The records that follow must be repeated verbatim, every one of them.

- Listed entries -
Begin

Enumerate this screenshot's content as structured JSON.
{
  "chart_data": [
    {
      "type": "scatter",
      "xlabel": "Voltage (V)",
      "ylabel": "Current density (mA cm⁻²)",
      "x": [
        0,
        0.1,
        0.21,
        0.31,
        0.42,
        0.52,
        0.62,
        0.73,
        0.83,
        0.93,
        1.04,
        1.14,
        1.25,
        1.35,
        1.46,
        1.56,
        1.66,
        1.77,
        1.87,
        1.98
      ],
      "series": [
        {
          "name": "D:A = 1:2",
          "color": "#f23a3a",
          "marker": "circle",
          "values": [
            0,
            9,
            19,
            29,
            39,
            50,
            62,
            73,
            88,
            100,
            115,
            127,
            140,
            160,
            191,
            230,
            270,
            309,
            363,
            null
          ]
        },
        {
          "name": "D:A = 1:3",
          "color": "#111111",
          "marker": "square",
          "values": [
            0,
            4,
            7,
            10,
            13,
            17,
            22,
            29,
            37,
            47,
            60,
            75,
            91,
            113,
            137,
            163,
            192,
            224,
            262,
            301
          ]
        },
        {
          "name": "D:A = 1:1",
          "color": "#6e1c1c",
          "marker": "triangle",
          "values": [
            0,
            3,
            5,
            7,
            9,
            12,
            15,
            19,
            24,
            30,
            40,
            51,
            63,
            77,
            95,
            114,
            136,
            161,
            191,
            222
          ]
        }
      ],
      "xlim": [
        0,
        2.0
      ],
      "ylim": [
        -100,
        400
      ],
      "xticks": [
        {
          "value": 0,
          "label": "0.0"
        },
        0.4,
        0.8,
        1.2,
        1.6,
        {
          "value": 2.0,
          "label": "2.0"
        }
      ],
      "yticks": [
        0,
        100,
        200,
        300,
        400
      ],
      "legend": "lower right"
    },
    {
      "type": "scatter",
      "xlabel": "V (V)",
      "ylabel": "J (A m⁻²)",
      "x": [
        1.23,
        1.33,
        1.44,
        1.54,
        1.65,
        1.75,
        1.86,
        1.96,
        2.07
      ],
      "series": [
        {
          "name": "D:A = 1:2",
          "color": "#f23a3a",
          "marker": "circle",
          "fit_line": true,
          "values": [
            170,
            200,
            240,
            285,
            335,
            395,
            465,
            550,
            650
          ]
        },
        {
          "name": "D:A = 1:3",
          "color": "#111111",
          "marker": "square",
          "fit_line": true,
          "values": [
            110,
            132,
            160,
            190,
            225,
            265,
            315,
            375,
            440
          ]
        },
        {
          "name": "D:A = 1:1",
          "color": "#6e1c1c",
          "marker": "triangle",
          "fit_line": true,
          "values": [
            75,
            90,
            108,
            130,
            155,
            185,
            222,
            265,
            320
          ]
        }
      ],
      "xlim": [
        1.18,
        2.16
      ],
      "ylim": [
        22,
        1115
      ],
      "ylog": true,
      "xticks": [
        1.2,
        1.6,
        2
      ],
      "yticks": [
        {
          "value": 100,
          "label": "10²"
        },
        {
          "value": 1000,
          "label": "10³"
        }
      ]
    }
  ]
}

End

- Output for this exercise -
Enumerate this screenshot's content as structured JSON.
{
  "chart_data": [
    {
      "type": "scatter",
      "xlabel": "Voltage (V)",
      "ylabel": "Current density (mA cm⁻²)",
      "x": [
        0,
        0.1,
        0.21,
        0.31,
        0.42,
        0.52,
        0.62,
        0.73,
        0.83,
        0.93,
        1.04,
        1.14,
        1.25,
        1.35,
        1.46,
        1.56,
        1.66,
        1.77,
        1.87,
        1.98
      ],
      "series": [
        {
          "name": "D:A = 1:2",
          "color": "#f23a3a",
          "marker": "circle",
          "values": [
            0,
            9,
            19,
            29,
            39,
            50,
            62,
            73,
            88,
            100,
            115,
            127,
            140,
            160,
            191,
            230,
            270,
            309,
            363,
            null
          ]
        },
        {
          "name": "D:A = 1:3",
          "color": "#111111",
          "marker": "square",
          "values": [
            0,
            4,
            7,
            10,
            13,
            17,
            22,
            29,
            37,
            47,
            60,
            75,
            91,
            113,
            137,
            163,
            192,
            224,
            262,
            301
          ]
        },
        {
          "name": "D:A = 1:1",
          "color": "#6e1c1c",
          "marker": "triangle",
          "values": [
            0,
            3,
            5,
            7,
            9,
            12,
            15,
            19,
            24,
            30,
            40,
            51,
            63,
            77,
            95,
            114,
            136,
            161,
            191,
            222
          ]
        }
      ],
      "xlim": [
        0,
        2.0
      ],
      "ylim": [
        -100,
        400
      ],
      "xticks": [
        {
          "value": 0,
          "label": "0.0"
        },
        0.4,
        0.8,
        1.2,
        1.6,
        {
          "value": 2.0,
          "label": "2.0"
        }
      ],
      "yticks": [
        0,
        100,
        200,
        300,
        400
      ],
      "legend": "lower right"
    },
    {
      "type": "scatter",
      "xlabel": "V (V)",
      "ylabel": "J (A m⁻²)",
      "x": [
        1.23,
        1.33,
        1.44,
        1.54,
        1.65,
        1.75,
        1.86,
        1.96,
        2.07
      ],
      "series": [
        {
          "name": "D:A = 1:2",
          "color": "#f23a3a",
          "marker": "circle",
          "fit_line": true,
          "values": [
            170,
            200,
            240,
            285,
            335,
            395,
            465,
            550,
            650
          ]
        },
        {
          "name": "D:A = 1:3",
          "color": "#111111",
          "marker": "square",
          "fit_line": true,
          "values": [
            110,
            132,
            160,
            190,
            225,
            265,
            315,
            375,
            440
          ]
        },
        {
          "name": "D:A = 1:1",
          "color": "#6e1c1c",
          "marker": "triangle",
          "fit_line": true,
          "values": [
            75,
            90,
            108,
            130,
            155,
            185,
            222,
            265,
            320
          ]
        }
      ],
      "xlim": [
        1.18,
        2.16
      ],
      "ylim": [
        22,
        1115
      ],
      "ylog": true,
      "xticks": [
        1.2,
        1.6,
        2
      ],
      "yticks": [
        {
          "value": 100,
          "label": "10²"
        },
        {
          "value": 1000,
          "label": "10³"
        }
      ]
    }
  ]
}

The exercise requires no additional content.